[Stored data entries]
◆ ◆ ◆ ◆ ◆

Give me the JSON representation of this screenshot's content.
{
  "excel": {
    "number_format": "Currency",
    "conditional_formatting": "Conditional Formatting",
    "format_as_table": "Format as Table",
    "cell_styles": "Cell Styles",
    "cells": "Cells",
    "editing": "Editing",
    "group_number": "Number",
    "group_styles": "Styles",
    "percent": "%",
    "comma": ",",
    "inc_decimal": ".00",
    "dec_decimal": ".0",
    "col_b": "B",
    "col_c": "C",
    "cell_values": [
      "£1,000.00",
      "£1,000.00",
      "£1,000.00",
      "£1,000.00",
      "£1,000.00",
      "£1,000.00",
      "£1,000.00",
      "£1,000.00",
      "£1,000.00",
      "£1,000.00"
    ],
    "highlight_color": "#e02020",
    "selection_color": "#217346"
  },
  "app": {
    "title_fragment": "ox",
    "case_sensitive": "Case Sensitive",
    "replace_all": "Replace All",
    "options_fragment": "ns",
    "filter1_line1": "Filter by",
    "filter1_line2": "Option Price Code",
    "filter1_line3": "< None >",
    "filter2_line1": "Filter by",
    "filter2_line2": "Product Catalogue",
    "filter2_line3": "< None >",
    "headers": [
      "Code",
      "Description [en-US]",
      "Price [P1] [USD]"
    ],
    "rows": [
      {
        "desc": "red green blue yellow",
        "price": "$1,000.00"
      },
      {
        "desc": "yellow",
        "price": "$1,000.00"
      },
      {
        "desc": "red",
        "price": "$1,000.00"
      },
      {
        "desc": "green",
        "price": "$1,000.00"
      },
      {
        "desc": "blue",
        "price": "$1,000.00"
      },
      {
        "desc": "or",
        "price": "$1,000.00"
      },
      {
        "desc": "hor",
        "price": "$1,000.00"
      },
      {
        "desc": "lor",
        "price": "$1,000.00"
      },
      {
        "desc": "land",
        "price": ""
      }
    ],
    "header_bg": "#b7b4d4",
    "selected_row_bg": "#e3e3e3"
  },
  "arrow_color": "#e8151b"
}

◆ ◆ ◆ ◆ ◆

### Exercise directions
Check each line above for "yellow" and return the ones that have it.

### The response
        "desc": "red green blue yellow",
        "desc": "yellow",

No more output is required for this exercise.